→ RECORDS SHOWN
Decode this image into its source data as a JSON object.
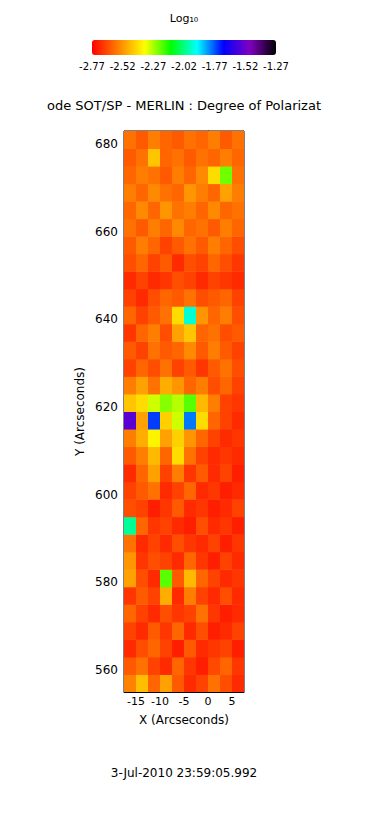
{
  "chart_data": {
    "type": "heatmap",
    "title": "ode SOT/SP - MERLIN : Degree of Polarizat",
    "subtitle": "3-Jul-2010 23:59:05.992",
    "x_label": "X (Arcseconds)",
    "y_label": "Y (Arcseconds)",
    "xlim": [
      -17.5,
      7.5
    ],
    "xticks": [
      -15,
      -10,
      -5,
      0,
      5
    ],
    "ylim": [
      555,
      683
    ],
    "yticks": [
      560,
      580,
      600,
      620,
      640,
      660,
      680
    ],
    "cells": {
      "x": [
        -16.25,
        -13.75,
        -11.25,
        -8.75,
        -6.25,
        -3.75,
        -1.25,
        1.25,
        3.75,
        6.25
      ],
      "y": [
        557,
        561,
        565,
        569,
        573,
        577,
        581,
        585,
        589,
        593,
        597,
        601,
        605,
        609,
        613,
        617,
        621,
        625,
        629,
        633,
        637,
        641,
        645,
        649,
        653,
        657,
        661,
        665,
        669,
        673,
        677,
        681
      ],
      "values": [
        [
          -2.55,
          -2.45,
          -2.6,
          -2.5,
          -2.62,
          -2.7,
          -2.66,
          -2.58,
          -2.64,
          -2.7
        ],
        [
          -2.62,
          -2.58,
          -2.66,
          -2.7,
          -2.6,
          -2.68,
          -2.72,
          -2.65,
          -2.6,
          -2.68
        ],
        [
          -2.7,
          -2.64,
          -2.6,
          -2.66,
          -2.72,
          -2.62,
          -2.7,
          -2.68,
          -2.66,
          -2.72
        ],
        [
          -2.66,
          -2.7,
          -2.62,
          -2.68,
          -2.6,
          -2.7,
          -2.64,
          -2.72,
          -2.7,
          -2.66
        ],
        [
          -2.6,
          -2.66,
          -2.7,
          -2.64,
          -2.68,
          -2.66,
          -2.58,
          -2.68,
          -2.72,
          -2.7
        ],
        [
          -2.68,
          -2.62,
          -2.66,
          -2.48,
          -2.7,
          -2.56,
          -2.66,
          -2.7,
          -2.64,
          -2.7
        ],
        [
          -2.5,
          -2.64,
          -2.7,
          -2.2,
          -2.62,
          -2.46,
          -2.6,
          -2.66,
          -2.7,
          -2.68
        ],
        [
          -2.52,
          -2.68,
          -2.64,
          -2.66,
          -2.7,
          -2.6,
          -2.68,
          -2.72,
          -2.66,
          -2.7
        ],
        [
          -2.58,
          -2.7,
          -2.66,
          -2.7,
          -2.64,
          -2.68,
          -2.7,
          -2.66,
          -2.72,
          -2.68
        ],
        [
          -2.0,
          -2.6,
          -2.68,
          -2.66,
          -2.7,
          -2.72,
          -2.64,
          -2.7,
          -2.68,
          -2.72
        ],
        [
          -2.64,
          -2.66,
          -2.72,
          -2.68,
          -2.62,
          -2.7,
          -2.68,
          -2.72,
          -2.7,
          -2.66
        ],
        [
          -2.66,
          -2.62,
          -2.58,
          -2.7,
          -2.66,
          -2.6,
          -2.7,
          -2.68,
          -2.72,
          -2.7
        ],
        [
          -2.7,
          -2.6,
          -2.5,
          -2.66,
          -2.56,
          -2.68,
          -2.62,
          -2.7,
          -2.66,
          -2.72
        ],
        [
          -2.62,
          -2.56,
          -2.46,
          -2.6,
          -2.4,
          -2.58,
          -2.66,
          -2.7,
          -2.68,
          -2.7
        ],
        [
          -2.56,
          -2.48,
          -2.36,
          -2.5,
          -2.42,
          -2.52,
          -2.6,
          -2.66,
          -2.7,
          -2.68
        ],
        [
          -1.55,
          -2.5,
          -1.75,
          -2.42,
          -2.3,
          -1.8,
          -2.4,
          -2.6,
          -2.66,
          -2.7
        ],
        [
          -2.44,
          -2.4,
          -2.3,
          -2.24,
          -2.28,
          -2.2,
          -2.46,
          -2.56,
          -2.66,
          -2.68
        ],
        [
          -2.56,
          -2.5,
          -2.58,
          -2.48,
          -2.52,
          -2.6,
          -2.56,
          -2.64,
          -2.6,
          -2.66
        ],
        [
          -2.66,
          -2.6,
          -2.64,
          -2.58,
          -2.66,
          -2.62,
          -2.68,
          -2.62,
          -2.58,
          -2.64
        ],
        [
          -2.62,
          -2.66,
          -2.58,
          -2.62,
          -2.6,
          -2.54,
          -2.62,
          -2.56,
          -2.62,
          -2.66
        ],
        [
          -2.68,
          -2.6,
          -2.56,
          -2.64,
          -2.5,
          -2.44,
          -2.6,
          -2.58,
          -2.64,
          -2.62
        ],
        [
          -2.6,
          -2.66,
          -2.62,
          -2.58,
          -2.4,
          -1.95,
          -2.52,
          -2.6,
          -2.56,
          -2.64
        ],
        [
          -2.66,
          -2.7,
          -2.64,
          -2.6,
          -2.62,
          -2.58,
          -2.64,
          -2.62,
          -2.6,
          -2.66
        ],
        [
          -2.7,
          -2.66,
          -2.7,
          -2.68,
          -2.64,
          -2.66,
          -2.7,
          -2.66,
          -2.68,
          -2.7
        ],
        [
          -2.64,
          -2.6,
          -2.66,
          -2.62,
          -2.7,
          -2.64,
          -2.66,
          -2.6,
          -2.64,
          -2.68
        ],
        [
          -2.62,
          -2.56,
          -2.6,
          -2.66,
          -2.62,
          -2.58,
          -2.62,
          -2.56,
          -2.6,
          -2.64
        ],
        [
          -2.58,
          -2.62,
          -2.56,
          -2.6,
          -2.54,
          -2.6,
          -2.58,
          -2.62,
          -2.56,
          -2.6
        ],
        [
          -2.6,
          -2.54,
          -2.6,
          -2.52,
          -2.58,
          -2.56,
          -2.6,
          -2.54,
          -2.6,
          -2.58
        ],
        [
          -2.56,
          -2.6,
          -2.54,
          -2.58,
          -2.6,
          -2.52,
          -2.56,
          -2.6,
          -2.5,
          -2.56
        ],
        [
          -2.6,
          -2.56,
          -2.58,
          -2.62,
          -2.56,
          -2.6,
          -2.54,
          -2.4,
          -2.22,
          -2.58
        ],
        [
          -2.62,
          -2.58,
          -2.44,
          -2.6,
          -2.58,
          -2.62,
          -2.58,
          -2.6,
          -2.56,
          -2.6
        ],
        [
          -2.58,
          -2.62,
          -2.56,
          -2.6,
          -2.62,
          -2.58,
          -2.6,
          -2.56,
          -2.62,
          -2.58
        ]
      ]
    },
    "colorbar": {
      "title": "Log₁₀",
      "range": [
        -2.77,
        -1.27
      ],
      "ticks": [
        -2.77,
        -2.52,
        -2.27,
        -2.02,
        -1.77,
        -1.52,
        -1.27
      ]
    }
  }
}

→ EXERCISE DIRECTIONS
Transcribe all the records above word for word, without their images.

→ SOLVED PROBLEM
Decode this image into its source data as a JSON object.
{
  "chart_data": {
    "type": "heatmap",
    "title": "ode SOT/SP - MERLIN : Degree of Polarizat",
    "subtitle": "3-Jul-2010 23:59:05.992",
    "x_label": "X (Arcseconds)",
    "y_label": "Y (Arcseconds)",
    "xlim": [
      -17.5,
      7.5
    ],
    "xticks": [
      -15,
      -10,
      -5,
      0,
      5
    ],
    "ylim": [
      555,
      683
    ],
    "yticks": [
      560,
      580,
      600,
      620,
      640,
      660,
      680
    ],
    "cells": {
      "x": [
        -16.25,
        -13.75,
        -11.25,
        -8.75,
        -6.25,
        -3.75,
        -1.25,
        1.25,
        3.75,
        6.25
      ],
      "y": [
        557,
        561,
        565,
        569,
        573,
        577,
        581,
        585,
        589,
        593,
        597,
        601,
        605,
        609,
        613,
        617,
        621,
        625,
        629,
        633,
        637,
        641,
        645,
        649,
        653,
        657,
        661,
        665,
        669,
        673,
        677,
        681
      ],
      "values": [
        [
          -2.55,
          -2.45,
          -2.6,
          -2.5,
          -2.62,
          -2.7,
          -2.66,
          -2.58,
          -2.64,
          -2.7
        ],
        [
          -2.62,
          -2.58,
          -2.66,
          -2.7,
          -2.6,
          -2.68,
          -2.72,
          -2.65,
          -2.6,
          -2.68
        ],
        [
          -2.7,
          -2.64,
          -2.6,
          -2.66,
          -2.72,
          -2.62,
          -2.7,
          -2.68,
          -2.66,
          -2.72
        ],
        [
          -2.66,
          -2.7,
          -2.62,
          -2.68,
          -2.6,
          -2.7,
          -2.64,
          -2.72,
          -2.7,
          -2.66
        ],
        [
          -2.6,
          -2.66,
          -2.7,
          -2.64,
          -2.68,
          -2.66,
          -2.58,
          -2.68,
          -2.72,
          -2.7
        ],
        [
          -2.68,
          -2.62,
          -2.66,
          -2.48,
          -2.7,
          -2.56,
          -2.66,
          -2.7,
          -2.64,
          -2.7
        ],
        [
          -2.5,
          -2.64,
          -2.7,
          -2.2,
          -2.62,
          -2.46,
          -2.6,
          -2.66,
          -2.7,
          -2.68
        ],
        [
          -2.52,
          -2.68,
          -2.64,
          -2.66,
          -2.7,
          -2.6,
          -2.68,
          -2.72,
          -2.66,
          -2.7
        ],
        [
          -2.58,
          -2.7,
          -2.66,
          -2.7,
          -2.64,
          -2.68,
          -2.7,
          -2.66,
          -2.72,
          -2.68
        ],
        [
          -2.0,
          -2.6,
          -2.68,
          -2.66,
          -2.7,
          -2.72,
          -2.64,
          -2.7,
          -2.68,
          -2.72
        ],
        [
          -2.64,
          -2.66,
          -2.72,
          -2.68,
          -2.62,
          -2.7,
          -2.68,
          -2.72,
          -2.7,
          -2.66
        ],
        [
          -2.66,
          -2.62,
          -2.58,
          -2.7,
          -2.66,
          -2.6,
          -2.7,
          -2.68,
          -2.72,
          -2.7
        ],
        [
          -2.7,
          -2.6,
          -2.5,
          -2.66,
          -2.56,
          -2.68,
          -2.62,
          -2.7,
          -2.66,
          -2.72
        ],
        [
          -2.62,
          -2.56,
          -2.46,
          -2.6,
          -2.4,
          -2.58,
          -2.66,
          -2.7,
          -2.68,
          -2.7
        ],
        [
          -2.56,
          -2.48,
          -2.36,
          -2.5,
          -2.42,
          -2.52,
          -2.6,
          -2.66,
          -2.7,
          -2.68
        ],
        [
          -1.55,
          -2.5,
          -1.75,
          -2.42,
          -2.3,
          -1.8,
          -2.4,
          -2.6,
          -2.66,
          -2.7
        ],
        [
          -2.44,
          -2.4,
          -2.3,
          -2.24,
          -2.28,
          -2.2,
          -2.46,
          -2.56,
          -2.66,
          -2.68
        ],
        [
          -2.56,
          -2.5,
          -2.58,
          -2.48,
          -2.52,
          -2.6,
          -2.56,
          -2.64,
          -2.6,
          -2.66
        ],
        [
          -2.66,
          -2.6,
          -2.64,
          -2.58,
          -2.66,
          -2.62,
          -2.68,
          -2.62,
          -2.58,
          -2.64
        ],
        [
          -2.62,
          -2.66,
          -2.58,
          -2.62,
          -2.6,
          -2.54,
          -2.62,
          -2.56,
          -2.62,
          -2.66
        ],
        [
          -2.68,
          -2.6,
          -2.56,
          -2.64,
          -2.5,
          -2.44,
          -2.6,
          -2.58,
          -2.64,
          -2.62
        ],
        [
          -2.6,
          -2.66,
          -2.62,
          -2.58,
          -2.4,
          -1.95,
          -2.52,
          -2.6,
          -2.56,
          -2.64
        ],
        [
          -2.66,
          -2.7,
          -2.64,
          -2.6,
          -2.62,
          -2.58,
          -2.64,
          -2.62,
          -2.6,
          -2.66
        ],
        [
          -2.7,
          -2.66,
          -2.7,
          -2.68,
          -2.64,
          -2.66,
          -2.7,
          -2.66,
          -2.68,
          -2.7
        ],
        [
          -2.64,
          -2.6,
          -2.66,
          -2.62,
          -2.7,
          -2.64,
          -2.66,
          -2.6,
          -2.64,
          -2.68
        ],
        [
          -2.62,
          -2.56,
          -2.6,
          -2.66,
          -2.62,
          -2.58,
          -2.62,
          -2.56,
          -2.6,
          -2.64
        ],
        [
          -2.58,
          -2.62,
          -2.56,
          -2.6,
          -2.54,
          -2.6,
          -2.58,
          -2.62,
          -2.56,
          -2.6
        ],
        [
          -2.6,
          -2.54,
          -2.6,
          -2.52,
          -2.58,
          -2.56,
          -2.6,
          -2.54,
          -2.6,
          -2.58
        ],
        [
          -2.56,
          -2.6,
          -2.54,
          -2.58,
          -2.6,
          -2.52,
          -2.56,
          -2.6,
          -2.5,
          -2.56
        ],
        [
          -2.6,
          -2.56,
          -2.58,
          -2.62,
          -2.56,
          -2.6,
          -2.54,
          -2.4,
          -2.22,
          -2.58
        ],
        [
          -2.62,
          -2.58,
          -2.44,
          -2.6,
          -2.58,
          -2.62,
          -2.58,
          -2.6,
          -2.56,
          -2.6
        ],
        [
          -2.58,
          -2.62,
          -2.56,
          -2.6,
          -2.62,
          -2.58,
          -2.6,
          -2.56,
          -2.62,
          -2.58
        ]
      ]
    },
    "colorbar": {
      "title": "Log₁₀",
      "range": [
        -2.77,
        -1.27
      ],
      "ticks": [
        -2.77,
        -2.52,
        -2.27,
        -2.02,
        -1.77,
        -1.52,
        -1.27
      ]
    }
  }
}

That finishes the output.